GOAL
Every record that follows should be printed verbatim.
──────── EXERCISE INPUTS
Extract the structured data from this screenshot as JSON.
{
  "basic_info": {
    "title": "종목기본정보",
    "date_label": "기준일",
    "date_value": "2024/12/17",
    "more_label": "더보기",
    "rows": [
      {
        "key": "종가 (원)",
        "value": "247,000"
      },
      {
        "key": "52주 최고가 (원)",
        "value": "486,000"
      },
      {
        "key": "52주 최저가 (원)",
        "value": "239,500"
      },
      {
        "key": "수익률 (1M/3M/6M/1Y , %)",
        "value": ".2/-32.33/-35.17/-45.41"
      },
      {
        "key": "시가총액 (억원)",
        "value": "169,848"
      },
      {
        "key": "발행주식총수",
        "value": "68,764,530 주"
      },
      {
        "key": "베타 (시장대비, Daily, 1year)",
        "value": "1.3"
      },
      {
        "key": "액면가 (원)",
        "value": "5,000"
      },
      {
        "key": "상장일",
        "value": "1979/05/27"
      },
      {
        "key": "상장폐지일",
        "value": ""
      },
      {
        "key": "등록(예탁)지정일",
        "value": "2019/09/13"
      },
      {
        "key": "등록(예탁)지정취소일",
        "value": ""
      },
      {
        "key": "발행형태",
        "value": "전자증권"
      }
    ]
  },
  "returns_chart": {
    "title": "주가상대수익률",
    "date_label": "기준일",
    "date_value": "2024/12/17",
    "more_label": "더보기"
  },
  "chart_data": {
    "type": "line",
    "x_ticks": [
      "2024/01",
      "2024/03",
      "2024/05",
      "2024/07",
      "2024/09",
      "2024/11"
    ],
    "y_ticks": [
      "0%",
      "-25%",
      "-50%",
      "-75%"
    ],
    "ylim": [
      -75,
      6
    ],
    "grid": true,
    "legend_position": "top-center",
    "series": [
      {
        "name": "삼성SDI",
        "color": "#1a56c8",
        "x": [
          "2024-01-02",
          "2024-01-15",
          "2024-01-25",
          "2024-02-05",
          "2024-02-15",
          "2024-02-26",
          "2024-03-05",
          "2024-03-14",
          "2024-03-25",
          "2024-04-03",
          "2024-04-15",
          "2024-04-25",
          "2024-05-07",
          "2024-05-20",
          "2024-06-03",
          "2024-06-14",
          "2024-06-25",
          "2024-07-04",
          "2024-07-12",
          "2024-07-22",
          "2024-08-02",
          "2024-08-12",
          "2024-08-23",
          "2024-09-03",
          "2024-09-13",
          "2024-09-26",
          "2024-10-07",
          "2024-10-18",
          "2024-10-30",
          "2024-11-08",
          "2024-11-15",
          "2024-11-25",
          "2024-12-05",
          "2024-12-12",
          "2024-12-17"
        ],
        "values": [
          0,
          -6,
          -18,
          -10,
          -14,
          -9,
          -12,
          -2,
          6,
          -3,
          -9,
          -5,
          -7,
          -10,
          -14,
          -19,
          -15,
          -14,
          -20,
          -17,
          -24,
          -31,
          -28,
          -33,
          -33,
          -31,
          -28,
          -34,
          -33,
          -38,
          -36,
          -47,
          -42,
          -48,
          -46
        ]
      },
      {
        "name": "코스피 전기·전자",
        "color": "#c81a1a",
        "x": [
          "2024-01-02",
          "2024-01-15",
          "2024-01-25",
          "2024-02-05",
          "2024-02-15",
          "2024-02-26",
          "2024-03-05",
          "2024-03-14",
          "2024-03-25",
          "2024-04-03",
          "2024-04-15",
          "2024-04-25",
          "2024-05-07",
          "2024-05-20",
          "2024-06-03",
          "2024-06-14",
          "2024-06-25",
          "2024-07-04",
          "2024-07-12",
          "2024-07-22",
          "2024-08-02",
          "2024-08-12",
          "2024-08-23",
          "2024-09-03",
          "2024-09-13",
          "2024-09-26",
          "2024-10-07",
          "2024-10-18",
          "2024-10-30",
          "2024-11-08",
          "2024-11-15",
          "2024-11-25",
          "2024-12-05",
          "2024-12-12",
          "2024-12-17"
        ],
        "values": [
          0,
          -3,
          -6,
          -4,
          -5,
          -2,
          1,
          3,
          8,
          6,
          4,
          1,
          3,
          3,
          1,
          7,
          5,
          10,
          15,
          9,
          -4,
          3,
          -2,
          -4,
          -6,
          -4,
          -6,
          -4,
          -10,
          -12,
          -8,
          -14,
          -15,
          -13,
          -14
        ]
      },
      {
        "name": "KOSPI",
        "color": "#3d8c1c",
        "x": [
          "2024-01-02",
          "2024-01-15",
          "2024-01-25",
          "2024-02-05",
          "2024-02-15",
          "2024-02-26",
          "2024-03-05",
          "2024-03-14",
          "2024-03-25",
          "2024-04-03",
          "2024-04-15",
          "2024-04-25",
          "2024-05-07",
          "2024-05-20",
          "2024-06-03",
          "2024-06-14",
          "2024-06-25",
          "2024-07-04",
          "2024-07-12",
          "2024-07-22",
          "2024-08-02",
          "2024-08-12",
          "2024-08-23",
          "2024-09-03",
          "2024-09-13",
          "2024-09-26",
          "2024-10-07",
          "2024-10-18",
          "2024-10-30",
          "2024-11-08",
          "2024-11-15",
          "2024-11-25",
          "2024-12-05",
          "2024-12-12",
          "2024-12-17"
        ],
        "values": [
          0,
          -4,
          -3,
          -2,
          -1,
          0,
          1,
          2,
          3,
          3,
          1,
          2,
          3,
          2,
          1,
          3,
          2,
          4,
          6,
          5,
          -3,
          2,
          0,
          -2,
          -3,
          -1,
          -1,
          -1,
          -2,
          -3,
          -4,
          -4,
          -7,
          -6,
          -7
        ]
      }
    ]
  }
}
────────────────
OUTPUT FOR THIS EXERCISE
Extract the structured data from this screenshot as JSON.
{
  "basic_info": {
    "title": "종목기본정보",
    "date_label": "기준일",
    "date_value": "2024/12/17",
    "more_label": "더보기",
    "rows": [
      {
        "key": "종가 (원)",
        "value": "247,000"
      },
      {
        "key": "52주 최고가 (원)",
        "value": "486,000"
      },
      {
        "key": "52주 최저가 (원)",
        "value": "239,500"
      },
      {
        "key": "수익률 (1M/3M/6M/1Y , %)",
        "value": ".2/-32.33/-35.17/-45.41"
      },
      {
        "key": "시가총액 (억원)",
        "value": "169,848"
      },
      {
        "key": "발행주식총수",
        "value": "68,764,530 주"
      },
      {
        "key": "베타 (시장대비, Daily, 1year)",
        "value": "1.3"
      },
      {
        "key": "액면가 (원)",
        "value": "5,000"
      },
      {
        "key": "상장일",
        "value": "1979/05/27"
      },
      {
        "key": "상장폐지일",
        "value": ""
      },
      {
        "key": "등록(예탁)지정일",
        "value": "2019/09/13"
      },
      {
        "key": "등록(예탁)지정취소일",
        "value": ""
      },
      {
        "key": "발행형태",
        "value": "전자증권"
      }
    ]
  },
  "returns_chart": {
    "title": "주가상대수익률",
    "date_label": "기준일",
    "date_value": "2024/12/17",
    "more_label": "더보기"
  },
  "chart_data": {
    "type": "line",
    "x_ticks": [
      "2024/01",
      "2024/03",
      "2024/05",
      "2024/07",
      "2024/09",
      "2024/11"
    ],
    "y_ticks": [
      "0%",
      "-25%",
      "-50%",
      "-75%"
    ],
    "ylim": [
      -75,
      6
    ],
    "grid": true,
    "legend_position": "top-center",
    "series": [
      {
        "name": "삼성SDI",
        "color": "#1a56c8",
        "x": [
          "2024-01-02",
          "2024-01-15",
          "2024-01-25",
          "2024-02-05",
          "2024-02-15",
          "2024-02-26",
          "2024-03-05",
          "2024-03-14",
          "2024-03-25",
          "2024-04-03",
          "2024-04-15",
          "2024-04-25",
          "2024-05-07",
          "2024-05-20",
          "2024-06-03",
          "2024-06-14",
          "2024-06-25",
          "2024-07-04",
          "2024-07-12",
          "2024-07-22",
          "2024-08-02",
          "2024-08-12",
          "2024-08-23",
          "2024-09-03",
          "2024-09-13",
          "2024-09-26",
          "2024-10-07",
          "2024-10-18",
          "2024-10-30",
          "2024-11-08",
          "2024-11-15",
          "2024-11-25",
          "2024-12-05",
          "2024-12-12",
          "2024-12-17"
        ],
        "values": [
          0,
          -6,
          -18,
          -10,
          -14,
          -9,
          -12,
          -2,
          6,
          -3,
          -9,
          -5,
          -7,
          -10,
          -14,
          -19,
          -15,
          -14,
          -20,
          -17,
          -24,
          -31,
          -28,
          -33,
          -33,
          -31,
          -28,
          -34,
          -33,
          -38,
          -36,
          -47,
          -42,
          -48,
          -46
        ]
      },
      {
        "name": "코스피 전기·전자",
        "color": "#c81a1a",
        "x": [
          "2024-01-02",
          "2024-01-15",
          "2024-01-25",
          "2024-02-05",
          "2024-02-15",
          "2024-02-26",
          "2024-03-05",
          "2024-03-14",
          "2024-03-25",
          "2024-04-03",
          "2024-04-15",
          "2024-04-25",
          "2024-05-07",
          "2024-05-20",
          "2024-06-03",
          "2024-06-14",
          "2024-06-25",
          "2024-07-04",
          "2024-07-12",
          "2024-07-22",
          "2024-08-02",
          "2024-08-12",
          "2024-08-23",
          "2024-09-03",
          "2024-09-13",
          "2024-09-26",
          "2024-10-07",
          "2024-10-18",
          "2024-10-30",
          "2024-11-08",
          "2024-11-15",
          "2024-11-25",
          "2024-12-05",
          "2024-12-12",
          "2024-12-17"
        ],
        "values": [
          0,
          -3,
          -6,
          -4,
          -5,
          -2,
          1,
          3,
          8,
          6,
          4,
          1,
          3,
          3,
          1,
          7,
          5,
          10,
          15,
          9,
          -4,
          3,
          -2,
          -4,
          -6,
          -4,
          -6,
          -4,
          -10,
          -12,
          -8,
          -14,
          -15,
          -13,
          -14
        ]
      },
      {
        "name": "KOSPI",
        "color": "#3d8c1c",
        "x": [
          "2024-01-02",
          "2024-01-15",
          "2024-01-25",
          "2024-02-05",
          "2024-02-15",
          "2024-02-26",
          "2024-03-05",
          "2024-03-14",
          "2024-03-25",
          "2024-04-03",
          "2024-04-15",
          "2024-04-25",
          "2024-05-07",
          "2024-05-20",
          "2024-06-03",
          "2024-06-14",
          "2024-06-25",
          "2024-07-04",
          "2024-07-12",
          "2024-07-22",
          "2024-08-02",
          "2024-08-12",
          "2024-08-23",
          "2024-09-03",
          "2024-09-13",
          "2024-09-26",
          "2024-10-07",
          "2024-10-18",
          "2024-10-30",
          "2024-11-08",
          "2024-11-15",
          "2024-11-25",
          "2024-12-05",
          "2024-12-12",
          "2024-12-17"
        ],
        "values": [
          0,
          -4,
          -3,
          -2,
          -1,
          0,
          1,
          2,
          3,
          3,
          1,
          2,
          3,
          2,
          1,
          3,
          2,
          4,
          6,
          5,
          -3,
          2,
          0,
          -2,
          -3,
          -1,
          -1,
          -1,
          -2,
          -3,
          -4,
          -4,
          -7,
          -6,
          -7
        ]
      }
    ]
  }
}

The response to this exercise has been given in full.